- Set problem -
Rewrite the listing below, substituting "clickable" for every occurrence of "interactable" and keeping everything else unchanged. Leave the pictures out.
— START OF Record excerpts —
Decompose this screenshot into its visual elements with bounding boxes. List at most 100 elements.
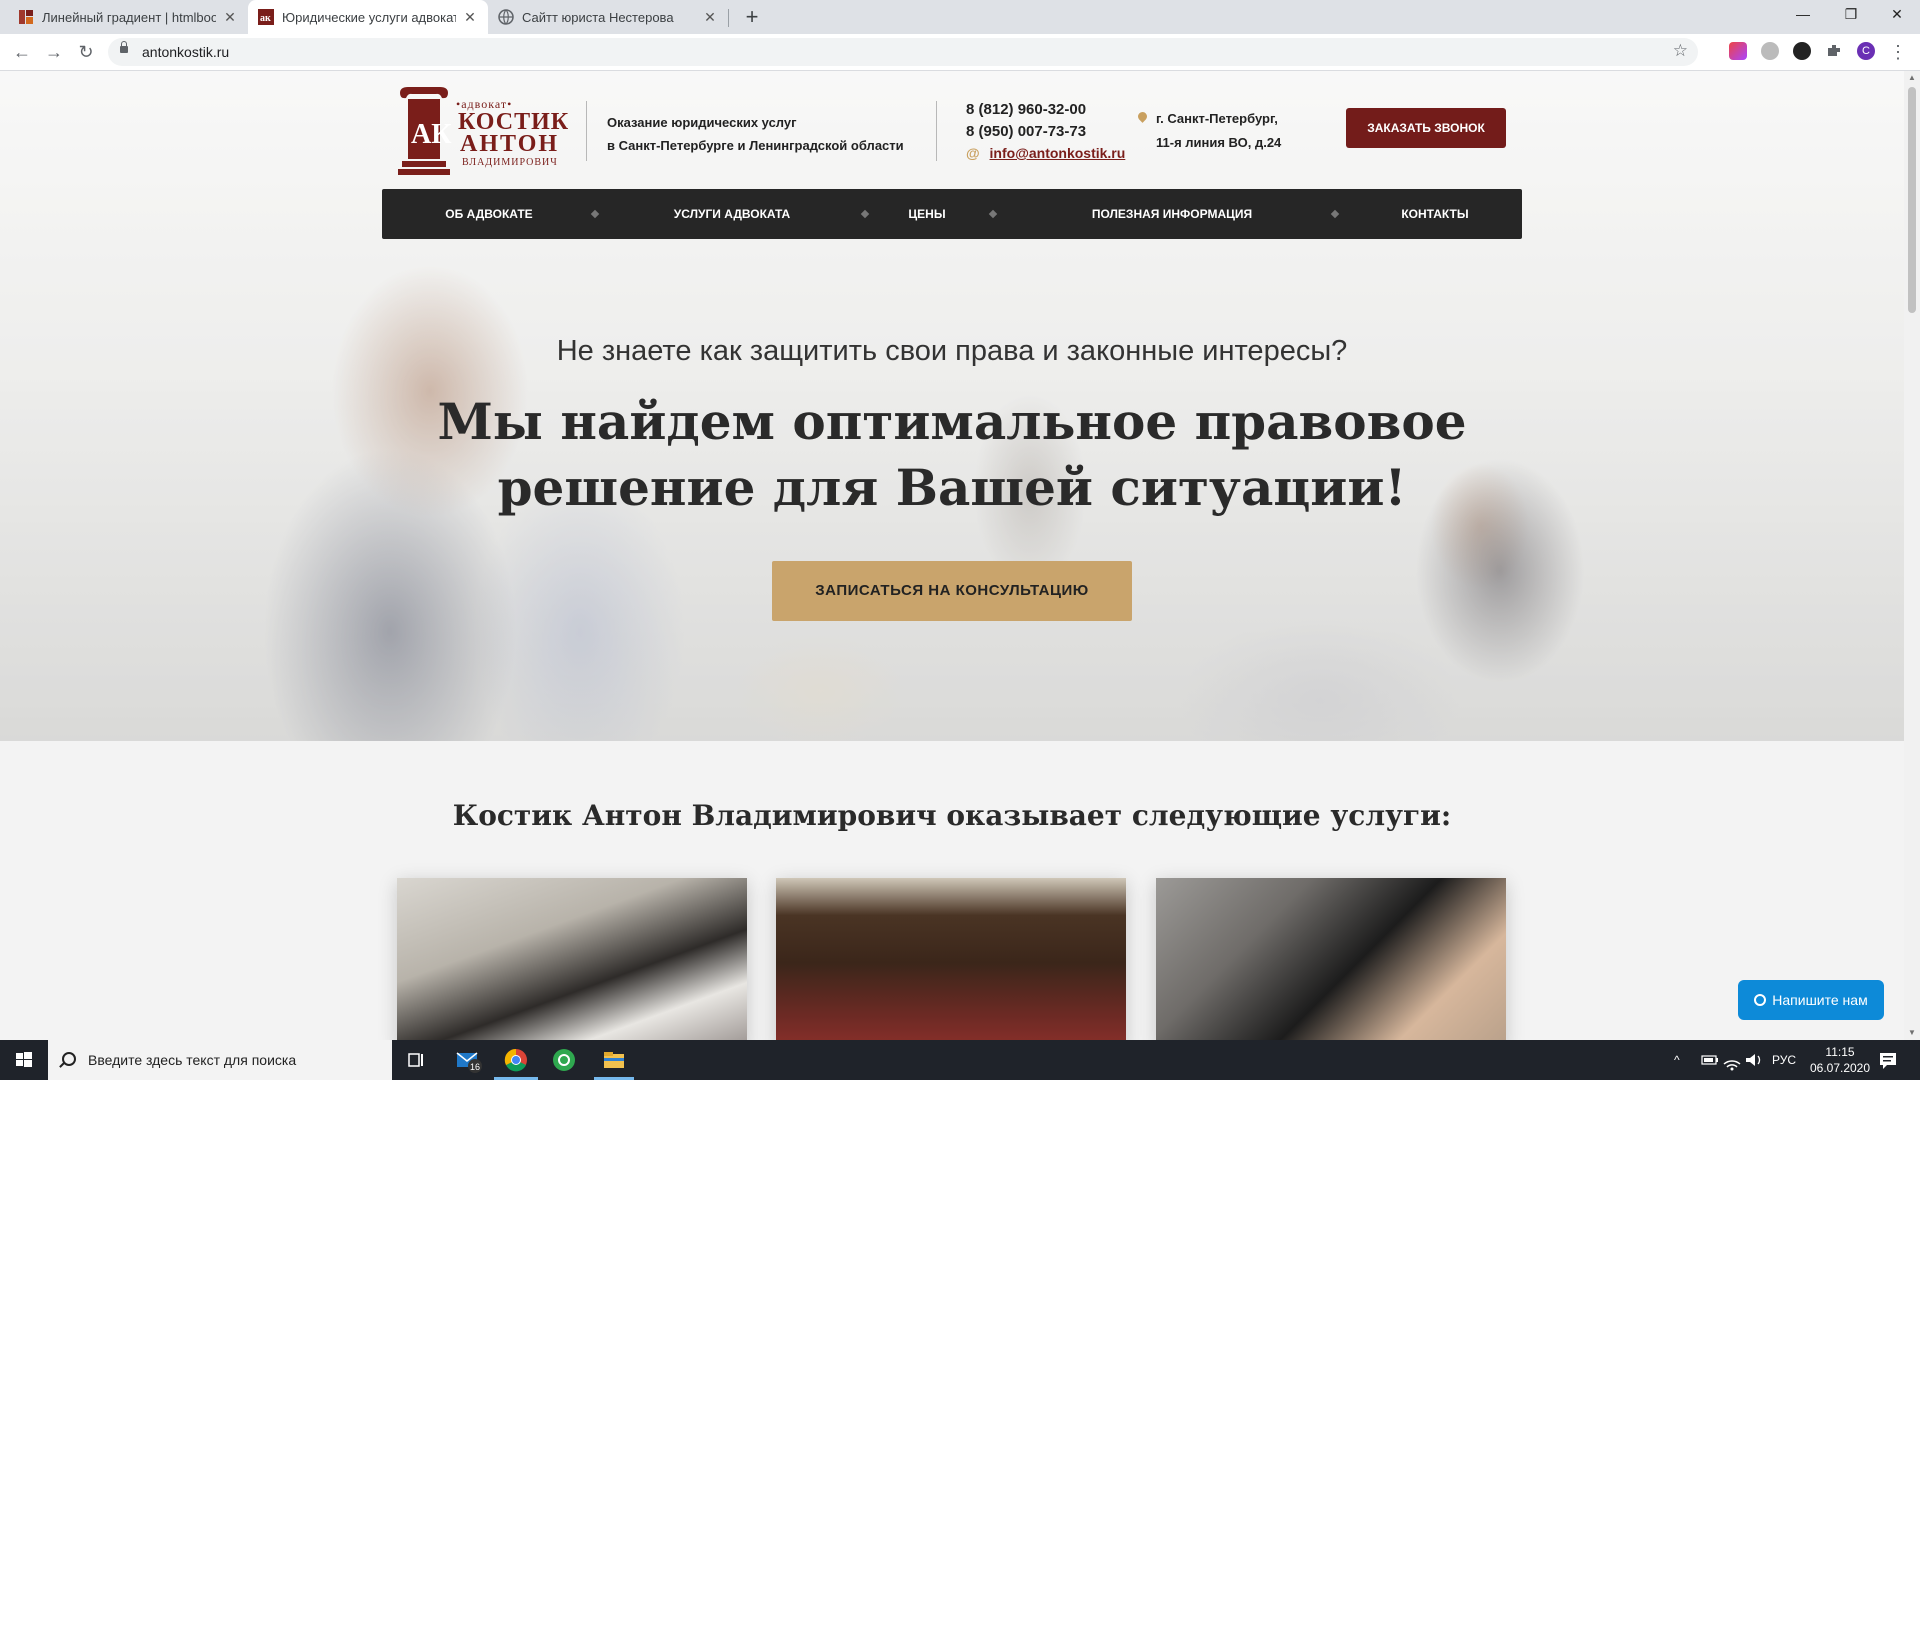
- address-line1: г. Санкт-Петербург,: [1156, 111, 1278, 126]
- tagline-line2: в Санкт-Петербурге и Ленинградской облас…: [607, 138, 904, 153]
- extension-grey-icon[interactable]: [1761, 42, 1779, 60]
- reload-icon[interactable]: ↻: [74, 40, 98, 64]
- file-explorer-icon[interactable]: [600, 1046, 628, 1074]
- browser-menu-icon[interactable]: ⋮: [1886, 40, 1910, 64]
- header-tagline: Оказание юридических услуг в Санкт-Петер…: [607, 111, 904, 157]
- back-arrow-icon[interactable]: ←: [10, 40, 34, 64]
- search-placeholder: Введите здесь текст для поиска: [88, 1052, 297, 1068]
- hero-title-line2: решение для Вашей ситуации!: [497, 458, 1407, 517]
- services-heading: Костик Антон Владимирович оказывает след…: [452, 799, 1452, 832]
- nav-item-services[interactable]: УСЛУГИ АДВОКАТА: [652, 189, 812, 239]
- chat-ring-icon: [1754, 994, 1767, 1006]
- restore-button[interactable]: ❐: [1828, 0, 1874, 30]
- map-pin-icon: [1136, 110, 1149, 123]
- logo-monogram: АК: [411, 119, 452, 150]
- address-line2: 11-я линия ВО, д.24: [1156, 135, 1282, 150]
- tab-close-icon[interactable]: ✕: [702, 9, 718, 26]
- language-indicator[interactable]: РУС: [1772, 1040, 1796, 1080]
- extension-dark-icon[interactable]: [1793, 42, 1811, 60]
- puzzle-extensions-icon[interactable]: [1825, 42, 1843, 60]
- nav-item-prices[interactable]: ЦЕНЫ: [892, 189, 962, 239]
- service-card-debt[interactable]: [1156, 878, 1506, 1040]
- header-divider: [586, 101, 587, 161]
- globe-icon: [498, 9, 514, 25]
- scroll-up-icon[interactable]: ▲: [1904, 71, 1920, 85]
- service-card-court[interactable]: [776, 878, 1126, 1040]
- chat-widget-button[interactable]: Напишите нам: [1738, 980, 1884, 1020]
- nav-separator: [988, 209, 998, 219]
- main-navigation: ОБ АДВОКАТЕ УСЛУГИ АДВОКАТА ЦЕНЫ ПОЛЕЗНА…: [382, 189, 1522, 239]
- browser-toolbar: ← → ↻ antonkostik.ru ☆ C ⋮: [0, 34, 1920, 71]
- clock-time: 11:15: [1825, 1045, 1855, 1059]
- header-divider: [936, 101, 937, 161]
- nav-separator: [590, 209, 600, 219]
- windows-logo-icon: [16, 1052, 32, 1067]
- windows-taskbar: Введите здесь текст для поиска 16 ^ РУС …: [0, 1040, 1920, 1080]
- site-logo[interactable]: АК •адвокат• КОСТИК АНТОН ВЛАДИМИРОВИЧ: [396, 85, 568, 175]
- extension-gradient-icon[interactable]: [1729, 42, 1747, 60]
- new-tab-button[interactable]: +: [738, 4, 766, 30]
- order-callback-button[interactable]: ЗАКАЗАТЬ ЗВОНОК: [1346, 108, 1506, 148]
- phone-number-2[interactable]: 8 (950) 007-73-73: [966, 121, 1086, 143]
- svg-text:ак: ак: [260, 13, 271, 24]
- email-icon: @: [966, 145, 980, 161]
- nav-item-contacts[interactable]: КОНТАКТЫ: [1380, 189, 1490, 239]
- minimize-button[interactable]: —: [1780, 0, 1826, 30]
- taskbar-search-box[interactable]: Введите здесь текст для поиска: [48, 1040, 392, 1080]
- active-app-indicator: [594, 1077, 634, 1080]
- forward-arrow-icon[interactable]: →: [42, 40, 66, 64]
- tagline-line1: Оказание юридических услуг: [607, 115, 797, 130]
- address-bar[interactable]: antonkostik.ru ☆: [108, 38, 1698, 66]
- scroll-down-icon[interactable]: ▼: [1904, 1026, 1920, 1040]
- nav-item-useful-info[interactable]: ПОЛЕЗНАЯ ИНФОРМАЦИЯ: [1062, 189, 1282, 239]
- chat-label: Напишите нам: [1772, 992, 1868, 1008]
- nav-separator: [1330, 209, 1340, 219]
- bookmark-star-icon[interactable]: ☆: [1673, 41, 1688, 61]
- htmlbook-favicon-icon: [18, 9, 34, 25]
- volume-icon[interactable]: [1740, 1046, 1768, 1074]
- url-text: antonkostik.ru: [142, 44, 230, 60]
- green-app-icon[interactable]: [550, 1046, 578, 1074]
- service-card-business[interactable]: [397, 878, 747, 1040]
- profile-avatar[interactable]: C: [1857, 42, 1875, 60]
- logo-patronymic: ВЛАДИМИРОВИЧ: [462, 157, 558, 168]
- tab-close-icon[interactable]: ✕: [462, 9, 478, 26]
- phone-number-1[interactable]: 8 (812) 960-32-00: [966, 99, 1086, 121]
- phone-block: 8 (812) 960-32-00 8 (950) 007-73-73: [966, 99, 1086, 143]
- page-viewport: АК •адвокат• КОСТИК АНТОН ВЛАДИМИРОВИЧ О…: [0, 71, 1904, 1040]
- tab-title: Сайтт юриста Нестерова: [522, 9, 674, 25]
- hero-subtitle: Не знаете как защитить свои права и зако…: [556, 335, 1348, 367]
- book-consultation-button[interactable]: ЗАПИСАТЬСЯ НА КОНСУЛЬТАЦИЮ: [772, 561, 1132, 621]
- task-view-icon[interactable]: [402, 1046, 430, 1074]
- lock-icon: [120, 41, 128, 53]
- tray-chevron-icon[interactable]: ^: [1674, 1040, 1680, 1080]
- screen: Линейный градиент | htmlbook ✕ ак Юридич…: [0, 0, 1920, 1080]
- tab-nesterov[interactable]: Сайтт юриста Нестерова ✕: [488, 0, 728, 34]
- tab-htmlbook[interactable]: Линейный градиент | htmlbook ✕: [8, 0, 248, 34]
- hero-title-line1: Мы найдем оптимальное правовое: [437, 392, 1467, 451]
- vertical-scrollbar[interactable]: ▲ ▼: [1904, 71, 1920, 1040]
- column-monogram-icon: АК: [398, 87, 452, 175]
- email-link[interactable]: info@antonkostik.ru: [990, 145, 1126, 161]
- mail-app-icon[interactable]: 16: [454, 1046, 482, 1074]
- search-icon: [62, 1052, 76, 1066]
- tab-separator: [728, 9, 729, 27]
- logo-firstname: АНТОН: [460, 131, 560, 157]
- tab-title: Юридические услуги адвоката |: [282, 9, 456, 25]
- hero-title: Мы найдем оптимальное правовое решение д…: [0, 389, 1904, 521]
- tab-close-icon[interactable]: ✕: [222, 9, 238, 26]
- tab-antonkostik[interactable]: ак Юридические услуги адвоката | ✕: [248, 0, 488, 34]
- notifications-icon[interactable]: [1874, 1046, 1902, 1074]
- tab-bar: Линейный градиент | htmlbook ✕ ак Юридич…: [0, 0, 1920, 34]
- scroll-thumb[interactable]: [1908, 87, 1916, 313]
- taskbar-clock[interactable]: 11:15 06.07.2020: [1800, 1044, 1880, 1076]
- nav-item-about[interactable]: ОБ АДВОКАТЕ: [424, 189, 554, 239]
- mail-badge: 16: [470, 1062, 480, 1072]
- address-block: г. Санкт-Петербург, 11-я линия ВО, д.24: [1136, 107, 1282, 155]
- chrome-icon[interactable]: [502, 1046, 530, 1074]
- tab-title: Линейный градиент | htmlbook: [42, 9, 216, 25]
- window-close-button[interactable]: ✕: [1874, 0, 1920, 30]
- windows-start-button[interactable]: [0, 1040, 48, 1080]
- active-app-indicator: [494, 1077, 538, 1080]
- antonkostik-favicon-icon: ак: [258, 9, 274, 25]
— END OF Record excerpts —
- Result -
Decompose this screenshot into its visual elements with bounding boxes. List at most 100 elements.
- address-line1: г. Санкт-Петербург,: [1156, 111, 1278, 126]
- tagline-line2: в Санкт-Петербурге и Ленинградской облас…: [607, 138, 904, 153]
- extension-grey-icon[clickable]: [1761, 42, 1779, 60]
- reload-icon[clickable]: ↻: [74, 40, 98, 64]
- file-explorer-icon[clickable]: [600, 1046, 628, 1074]
- browser-menu-icon[clickable]: ⋮: [1886, 40, 1910, 64]
- header-tagline: Оказание юридических услуг в Санкт-Петер…: [607, 111, 904, 157]
- back-arrow-icon[clickable]: ←: [10, 40, 34, 64]
- search-placeholder: Введите здесь текст для поиска: [88, 1052, 297, 1068]
- hero-title-line2: решение для Вашей ситуации!: [497, 458, 1407, 517]
- services-heading: Костик Антон Владимирович оказывает след…: [452, 799, 1452, 832]
- nav-item-services[clickable]: УСЛУГИ АДВОКАТА: [652, 189, 812, 239]
- chat-ring-icon: [1754, 994, 1767, 1006]
- restore-button[clickable]: ❐: [1828, 0, 1874, 30]
- map-pin-icon: [1136, 110, 1149, 123]
- logo-monogram: АК: [411, 119, 452, 150]
- address-line2: 11-я линия ВО, д.24: [1156, 135, 1282, 150]
- tab-close-icon[clickable]: ✕: [702, 9, 718, 26]
- language-indicator[clickable]: РУС: [1772, 1040, 1796, 1080]
- extension-dark-icon[clickable]: [1793, 42, 1811, 60]
- puzzle-extensions-icon[clickable]: [1825, 42, 1843, 60]
- nav-item-prices[clickable]: ЦЕНЫ: [892, 189, 962, 239]
- service-card-debt[clickable]: [1156, 878, 1506, 1040]
- header-divider: [586, 101, 587, 161]
- globe-icon: [498, 9, 514, 25]
- scroll-up-icon[clickable]: ▲: [1904, 71, 1920, 85]
- service-card-court[clickable]: [776, 878, 1126, 1040]
- chat-widget-button[clickable]: Напишите нам: [1738, 980, 1884, 1020]
- nav-separator: [988, 209, 998, 219]
- main-navigation: ОБ АДВОКАТЕ УСЛУГИ АДВОКАТА ЦЕНЫ ПОЛЕЗНА…: [382, 189, 1522, 239]
- browser-toolbar: ← → ↻ antonkostik.ru ☆ C ⋮: [0, 34, 1920, 71]
- clock-time: 11:15: [1825, 1045, 1855, 1059]
- header-divider: [936, 101, 937, 161]
- nav-separator: [590, 209, 600, 219]
- windows-logo-icon: [16, 1052, 32, 1067]
- windows-taskbar: Введите здесь текст для поиска 16 ^ РУС …: [0, 1040, 1920, 1080]
- site-logo[clickable]: АК •адвокат• КОСТИК АНТОН ВЛАДИМИРОВИЧ: [396, 85, 568, 175]
- extension-gradient-icon[clickable]: [1729, 42, 1747, 60]
- new-tab-button[clickable]: +: [738, 4, 766, 30]
- order-callback-button[clickable]: ЗАКАЗАТЬ ЗВОНОК: [1346, 108, 1506, 148]
- phone-number-2[clickable]: 8 (950) 007-73-73: [966, 121, 1086, 143]
- svg-text:ак: ак: [260, 13, 271, 24]
- email-icon: @: [966, 145, 980, 161]
- nav-item-contacts[clickable]: КОНТАКТЫ: [1380, 189, 1490, 239]
- minimize-button[clickable]: —: [1780, 0, 1826, 30]
- taskbar-search-box[clickable]: Введите здесь текст для поиска: [48, 1040, 392, 1080]
- active-app-indicator: [594, 1077, 634, 1080]
- forward-arrow-icon[clickable]: →: [42, 40, 66, 64]
- tagline-line1: Оказание юридических услуг: [607, 115, 797, 130]
- address-bar[clickable]: antonkostik.ru ☆: [108, 38, 1698, 66]
- scroll-down-icon[clickable]: ▼: [1904, 1026, 1920, 1040]
- nav-item-useful-info[clickable]: ПОЛЕЗНАЯ ИНФОРМАЦИЯ: [1062, 189, 1282, 239]
- chat-label: Напишите нам: [1772, 992, 1868, 1008]
- nav-separator: [1330, 209, 1340, 219]
- bookmark-star-icon[clickable]: ☆: [1673, 41, 1688, 61]
- htmlbook-favicon-icon: [18, 9, 34, 25]
- volume-icon[clickable]: [1740, 1046, 1768, 1074]
- url-text: antonkostik.ru: [142, 44, 230, 60]
- green-app-icon[clickable]: [550, 1046, 578, 1074]
- service-card-business[clickable]: [397, 878, 747, 1040]
- profile-avatar[clickable]: C: [1857, 42, 1875, 60]
- logo-patronymic: ВЛАДИМИРОВИЧ: [462, 157, 558, 168]
- tab-close-icon[clickable]: ✕: [462, 9, 478, 26]
- phone-number-1[clickable]: 8 (812) 960-32-00: [966, 99, 1086, 121]
- phone-block: 8 (812) 960-32-00 8 (950) 007-73-73: [966, 99, 1086, 143]
- page-viewport: АК •адвокат• КОСТИК АНТОН ВЛАДИМИРОВИЧ О…: [0, 71, 1904, 1040]
- tab-title: Сайтт юриста Нестерова: [522, 9, 674, 25]
- hero-subtitle: Не знаете как защитить свои права и зако…: [556, 335, 1348, 367]
- book-consultation-button[clickable]: ЗАПИСАТЬСЯ НА КОНСУЛЬТАЦИЮ: [772, 561, 1132, 621]
- task-view-icon[clickable]: [402, 1046, 430, 1074]
- lock-icon: [120, 41, 128, 53]
- tray-chevron-icon[clickable]: ^: [1674, 1040, 1680, 1080]
- screen: Линейный градиент | htmlbook ✕ ак Юридич…: [0, 0, 1920, 1080]
- tab-nesterov[clickable]: Сайтт юриста Нестерова ✕: [488, 0, 728, 34]
- tab-htmlbook[clickable]: Линейный градиент | htmlbook ✕: [8, 0, 248, 34]
- hero-title-line1: Мы найдем оптимальное правовое: [437, 392, 1467, 451]
- vertical-scrollbar[clickable]: ▲ ▼: [1904, 71, 1920, 1040]
- column-monogram-icon: АК: [398, 87, 452, 175]
- email-link[clickable]: info@antonkostik.ru: [990, 145, 1126, 161]
- mail-app-icon[clickable]: 16: [454, 1046, 482, 1074]
- search-icon: [62, 1052, 76, 1066]
- tab-separator: [728, 9, 729, 27]
- logo-firstname: АНТОН: [460, 131, 560, 157]
- tab-title: Юридические услуги адвоката |: [282, 9, 456, 25]
- hero-title: Мы найдем оптимальное правовое решение д…: [0, 389, 1904, 521]
- tab-close-icon[clickable]: ✕: [222, 9, 238, 26]
- tab-antonkostik[clickable]: ак Юридические услуги адвоката | ✕: [248, 0, 488, 34]
- notifications-icon[clickable]: [1874, 1046, 1902, 1074]
- tab-bar: Линейный градиент | htmlbook ✕ ак Юридич…: [0, 0, 1920, 34]
- scroll-thumb[clickable]: [1908, 87, 1916, 313]
- taskbar-clock[clickable]: 11:15 06.07.2020: [1800, 1044, 1880, 1076]
- nav-item-about[clickable]: ОБ АДВОКАТЕ: [424, 189, 554, 239]
- mail-badge: 16: [470, 1062, 480, 1072]
- address-block: г. Санкт-Петербург, 11-я линия ВО, д.24: [1136, 107, 1282, 155]
- chrome-icon[clickable]: [502, 1046, 530, 1074]
- tab-title: Линейный градиент | htmlbook: [42, 9, 216, 25]
- window-close-button[clickable]: ✕: [1874, 0, 1920, 30]
- windows-start-button[clickable]: [0, 1040, 48, 1080]
- active-app-indicator: [494, 1077, 538, 1080]
- antonkostik-favicon-icon: ак: [258, 9, 274, 25]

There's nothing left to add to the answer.